- _Work task_: In the entries that follow, how many lines contain "till"? Please reply with only the number.
*** Opening Exercise input ***
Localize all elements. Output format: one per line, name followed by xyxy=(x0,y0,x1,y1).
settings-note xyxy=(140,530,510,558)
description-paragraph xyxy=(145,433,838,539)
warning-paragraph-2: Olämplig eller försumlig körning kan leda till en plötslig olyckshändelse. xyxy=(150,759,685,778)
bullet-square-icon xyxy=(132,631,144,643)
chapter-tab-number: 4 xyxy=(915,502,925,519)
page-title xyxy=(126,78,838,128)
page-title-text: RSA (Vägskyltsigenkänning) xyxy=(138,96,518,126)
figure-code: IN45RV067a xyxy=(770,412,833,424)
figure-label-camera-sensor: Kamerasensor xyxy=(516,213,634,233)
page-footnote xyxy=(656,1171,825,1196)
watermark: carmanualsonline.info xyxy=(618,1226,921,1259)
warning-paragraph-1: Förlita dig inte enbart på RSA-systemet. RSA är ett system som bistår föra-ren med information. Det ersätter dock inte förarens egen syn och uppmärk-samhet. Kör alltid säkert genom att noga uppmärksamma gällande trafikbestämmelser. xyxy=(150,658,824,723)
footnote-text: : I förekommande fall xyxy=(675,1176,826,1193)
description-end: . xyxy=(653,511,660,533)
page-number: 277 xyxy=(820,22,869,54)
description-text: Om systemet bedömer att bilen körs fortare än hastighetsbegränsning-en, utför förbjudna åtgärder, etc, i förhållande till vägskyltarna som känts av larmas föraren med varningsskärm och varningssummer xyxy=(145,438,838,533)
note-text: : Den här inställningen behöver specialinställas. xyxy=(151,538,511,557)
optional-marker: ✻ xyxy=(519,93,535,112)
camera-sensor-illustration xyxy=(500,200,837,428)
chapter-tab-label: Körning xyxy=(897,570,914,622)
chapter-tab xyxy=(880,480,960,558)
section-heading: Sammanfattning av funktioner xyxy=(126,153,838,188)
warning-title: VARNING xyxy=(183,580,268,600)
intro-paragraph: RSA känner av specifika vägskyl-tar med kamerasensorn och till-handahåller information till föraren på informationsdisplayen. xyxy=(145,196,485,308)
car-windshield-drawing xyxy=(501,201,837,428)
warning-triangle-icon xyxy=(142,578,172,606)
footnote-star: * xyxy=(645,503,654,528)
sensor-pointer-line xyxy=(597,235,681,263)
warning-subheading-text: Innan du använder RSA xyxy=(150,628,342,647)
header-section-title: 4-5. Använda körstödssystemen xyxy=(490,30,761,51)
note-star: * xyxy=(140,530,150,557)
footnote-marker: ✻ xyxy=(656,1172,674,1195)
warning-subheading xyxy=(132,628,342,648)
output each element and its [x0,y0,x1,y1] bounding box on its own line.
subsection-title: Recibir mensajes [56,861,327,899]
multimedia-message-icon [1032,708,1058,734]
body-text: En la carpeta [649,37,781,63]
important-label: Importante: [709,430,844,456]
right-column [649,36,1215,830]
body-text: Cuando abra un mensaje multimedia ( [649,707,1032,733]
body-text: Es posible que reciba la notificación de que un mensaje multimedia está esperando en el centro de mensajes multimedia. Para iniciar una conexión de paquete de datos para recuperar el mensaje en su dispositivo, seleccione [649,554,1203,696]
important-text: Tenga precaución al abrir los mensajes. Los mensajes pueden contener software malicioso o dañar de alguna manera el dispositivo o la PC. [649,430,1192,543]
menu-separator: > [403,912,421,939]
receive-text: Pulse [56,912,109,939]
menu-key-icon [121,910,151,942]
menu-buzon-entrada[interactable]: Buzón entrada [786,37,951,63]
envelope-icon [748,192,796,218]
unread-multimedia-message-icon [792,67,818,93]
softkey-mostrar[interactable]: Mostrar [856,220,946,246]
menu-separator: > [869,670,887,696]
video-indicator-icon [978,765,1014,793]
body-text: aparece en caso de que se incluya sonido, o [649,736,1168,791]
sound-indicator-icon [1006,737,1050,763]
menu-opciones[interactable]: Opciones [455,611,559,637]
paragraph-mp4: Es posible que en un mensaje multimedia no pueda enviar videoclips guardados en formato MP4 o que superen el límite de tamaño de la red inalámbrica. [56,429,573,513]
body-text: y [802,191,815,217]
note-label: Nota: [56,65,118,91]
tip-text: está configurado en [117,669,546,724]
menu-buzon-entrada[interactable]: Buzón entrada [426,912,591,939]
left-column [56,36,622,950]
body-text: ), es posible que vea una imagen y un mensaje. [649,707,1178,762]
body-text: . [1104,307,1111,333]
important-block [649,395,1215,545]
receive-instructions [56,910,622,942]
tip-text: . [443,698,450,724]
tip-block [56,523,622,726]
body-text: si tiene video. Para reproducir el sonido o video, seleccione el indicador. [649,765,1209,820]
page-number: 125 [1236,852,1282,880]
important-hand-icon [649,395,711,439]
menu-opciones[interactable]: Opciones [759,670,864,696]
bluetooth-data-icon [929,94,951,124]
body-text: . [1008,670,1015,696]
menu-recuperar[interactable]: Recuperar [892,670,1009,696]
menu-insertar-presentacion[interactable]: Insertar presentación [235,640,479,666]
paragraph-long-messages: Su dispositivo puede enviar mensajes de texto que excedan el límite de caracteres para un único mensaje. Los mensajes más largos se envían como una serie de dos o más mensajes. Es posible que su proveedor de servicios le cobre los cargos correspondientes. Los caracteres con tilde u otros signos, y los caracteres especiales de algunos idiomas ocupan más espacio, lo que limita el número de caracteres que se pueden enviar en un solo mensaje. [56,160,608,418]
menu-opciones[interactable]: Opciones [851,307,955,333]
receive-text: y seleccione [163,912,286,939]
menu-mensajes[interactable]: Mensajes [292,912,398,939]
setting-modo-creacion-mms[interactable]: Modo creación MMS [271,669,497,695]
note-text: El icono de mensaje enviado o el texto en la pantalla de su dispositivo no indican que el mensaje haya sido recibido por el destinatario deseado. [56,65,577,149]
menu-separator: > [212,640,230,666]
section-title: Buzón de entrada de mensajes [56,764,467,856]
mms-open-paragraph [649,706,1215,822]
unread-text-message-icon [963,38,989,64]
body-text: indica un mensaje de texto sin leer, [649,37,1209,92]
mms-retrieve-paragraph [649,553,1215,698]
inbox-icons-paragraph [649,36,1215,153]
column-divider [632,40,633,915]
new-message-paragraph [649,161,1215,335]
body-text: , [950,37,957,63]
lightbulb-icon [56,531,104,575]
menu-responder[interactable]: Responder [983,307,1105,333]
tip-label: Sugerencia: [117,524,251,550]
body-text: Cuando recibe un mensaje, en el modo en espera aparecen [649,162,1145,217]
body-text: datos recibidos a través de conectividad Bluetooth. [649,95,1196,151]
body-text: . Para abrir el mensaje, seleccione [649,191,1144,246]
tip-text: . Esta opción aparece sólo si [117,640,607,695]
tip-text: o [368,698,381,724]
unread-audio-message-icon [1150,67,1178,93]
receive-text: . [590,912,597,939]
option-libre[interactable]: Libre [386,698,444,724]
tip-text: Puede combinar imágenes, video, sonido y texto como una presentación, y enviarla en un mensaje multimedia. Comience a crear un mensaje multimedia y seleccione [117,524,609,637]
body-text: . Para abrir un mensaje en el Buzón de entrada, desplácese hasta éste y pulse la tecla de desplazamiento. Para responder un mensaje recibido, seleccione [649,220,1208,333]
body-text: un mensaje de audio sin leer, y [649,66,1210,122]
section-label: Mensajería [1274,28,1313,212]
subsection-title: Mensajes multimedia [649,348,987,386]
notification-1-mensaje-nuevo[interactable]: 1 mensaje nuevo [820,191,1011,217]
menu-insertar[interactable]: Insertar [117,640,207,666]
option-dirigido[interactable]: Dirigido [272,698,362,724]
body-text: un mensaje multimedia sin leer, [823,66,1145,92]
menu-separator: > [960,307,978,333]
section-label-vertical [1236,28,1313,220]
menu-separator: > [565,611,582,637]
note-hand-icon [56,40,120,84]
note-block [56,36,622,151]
*** Closing Exercise input ***
- _Task solution_: 3